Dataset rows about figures
────────────────────────────────────────
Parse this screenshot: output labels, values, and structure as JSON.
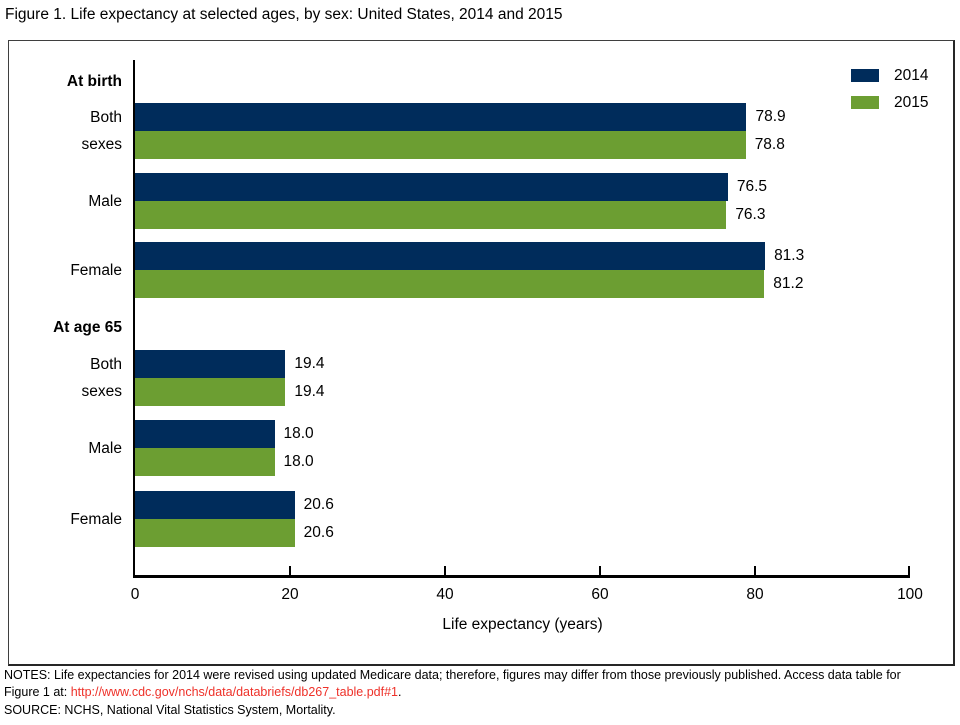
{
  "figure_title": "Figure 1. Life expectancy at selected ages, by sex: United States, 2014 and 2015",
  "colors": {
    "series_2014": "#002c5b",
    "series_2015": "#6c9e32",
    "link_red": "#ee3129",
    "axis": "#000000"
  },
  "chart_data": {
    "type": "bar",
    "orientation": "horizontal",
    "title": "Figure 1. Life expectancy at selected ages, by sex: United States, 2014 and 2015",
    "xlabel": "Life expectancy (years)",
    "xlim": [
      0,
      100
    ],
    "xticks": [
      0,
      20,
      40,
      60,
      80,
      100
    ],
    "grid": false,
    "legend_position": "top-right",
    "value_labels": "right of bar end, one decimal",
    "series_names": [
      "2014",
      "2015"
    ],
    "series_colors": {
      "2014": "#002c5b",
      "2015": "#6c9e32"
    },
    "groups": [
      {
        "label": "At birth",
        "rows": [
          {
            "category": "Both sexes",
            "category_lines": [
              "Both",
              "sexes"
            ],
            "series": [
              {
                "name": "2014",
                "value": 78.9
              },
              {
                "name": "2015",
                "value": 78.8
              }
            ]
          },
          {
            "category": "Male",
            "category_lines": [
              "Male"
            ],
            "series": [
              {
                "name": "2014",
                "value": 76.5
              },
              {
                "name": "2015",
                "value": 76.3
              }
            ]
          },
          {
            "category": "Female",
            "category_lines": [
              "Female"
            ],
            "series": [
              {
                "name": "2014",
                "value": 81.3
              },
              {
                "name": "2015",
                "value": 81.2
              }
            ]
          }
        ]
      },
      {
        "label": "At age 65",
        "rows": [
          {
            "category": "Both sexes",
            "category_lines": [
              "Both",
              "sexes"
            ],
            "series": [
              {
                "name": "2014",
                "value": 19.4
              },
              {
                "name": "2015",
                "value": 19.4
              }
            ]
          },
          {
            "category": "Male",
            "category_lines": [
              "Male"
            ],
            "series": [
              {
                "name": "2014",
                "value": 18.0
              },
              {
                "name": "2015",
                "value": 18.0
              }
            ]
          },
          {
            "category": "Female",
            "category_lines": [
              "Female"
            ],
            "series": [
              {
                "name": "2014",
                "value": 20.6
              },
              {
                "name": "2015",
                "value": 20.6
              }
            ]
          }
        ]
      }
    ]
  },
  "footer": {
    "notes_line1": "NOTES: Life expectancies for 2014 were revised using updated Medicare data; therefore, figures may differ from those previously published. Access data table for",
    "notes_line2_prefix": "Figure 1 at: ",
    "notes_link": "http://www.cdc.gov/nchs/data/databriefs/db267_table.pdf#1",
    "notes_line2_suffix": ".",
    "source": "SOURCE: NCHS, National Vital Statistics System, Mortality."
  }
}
────────────────────────────────────────
** Task instructions **
Copy all the records above exactly, but leave out the pictures.

** Result of this exercise **
Parse this screenshot: output labels, values, and structure as JSON.
{
  "figure_title": "Figure 1. Life expectancy at selected ages, by sex: United States, 2014 and 2015",
  "colors": {
    "series_2014": "#002c5b",
    "series_2015": "#6c9e32",
    "link_red": "#ee3129",
    "axis": "#000000"
  },
  "chart_data": {
    "type": "bar",
    "orientation": "horizontal",
    "title": "Figure 1. Life expectancy at selected ages, by sex: United States, 2014 and 2015",
    "xlabel": "Life expectancy (years)",
    "xlim": [
      0,
      100
    ],
    "xticks": [
      0,
      20,
      40,
      60,
      80,
      100
    ],
    "grid": false,
    "legend_position": "top-right",
    "value_labels": "right of bar end, one decimal",
    "series_names": [
      "2014",
      "2015"
    ],
    "series_colors": {
      "2014": "#002c5b",
      "2015": "#6c9e32"
    },
    "groups": [
      {
        "label": "At birth",
        "rows": [
          {
            "category": "Both sexes",
            "category_lines": [
              "Both",
              "sexes"
            ],
            "series": [
              {
                "name": "2014",
                "value": 78.9
              },
              {
                "name": "2015",
                "value": 78.8
              }
            ]
          },
          {
            "category": "Male",
            "category_lines": [
              "Male"
            ],
            "series": [
              {
                "name": "2014",
                "value": 76.5
              },
              {
                "name": "2015",
                "value": 76.3
              }
            ]
          },
          {
            "category": "Female",
            "category_lines": [
              "Female"
            ],
            "series": [
              {
                "name": "2014",
                "value": 81.3
              },
              {
                "name": "2015",
                "value": 81.2
              }
            ]
          }
        ]
      },
      {
        "label": "At age 65",
        "rows": [
          {
            "category": "Both sexes",
            "category_lines": [
              "Both",
              "sexes"
            ],
            "series": [
              {
                "name": "2014",
                "value": 19.4
              },
              {
                "name": "2015",
                "value": 19.4
              }
            ]
          },
          {
            "category": "Male",
            "category_lines": [
              "Male"
            ],
            "series": [
              {
                "name": "2014",
                "value": 18.0
              },
              {
                "name": "2015",
                "value": 18.0
              }
            ]
          },
          {
            "category": "Female",
            "category_lines": [
              "Female"
            ],
            "series": [
              {
                "name": "2014",
                "value": 20.6
              },
              {
                "name": "2015",
                "value": 20.6
              }
            ]
          }
        ]
      }
    ]
  },
  "footer": {
    "notes_line1": "NOTES: Life expectancies for 2014 were revised using updated Medicare data; therefore, figures may differ from those previously published. Access data table for",
    "notes_line2_prefix": "Figure 1 at: ",
    "notes_link": "http://www.cdc.gov/nchs/data/databriefs/db267_table.pdf#1",
    "notes_line2_suffix": ".",
    "source": "SOURCE: NCHS, National Vital Statistics System, Mortality."
  }
}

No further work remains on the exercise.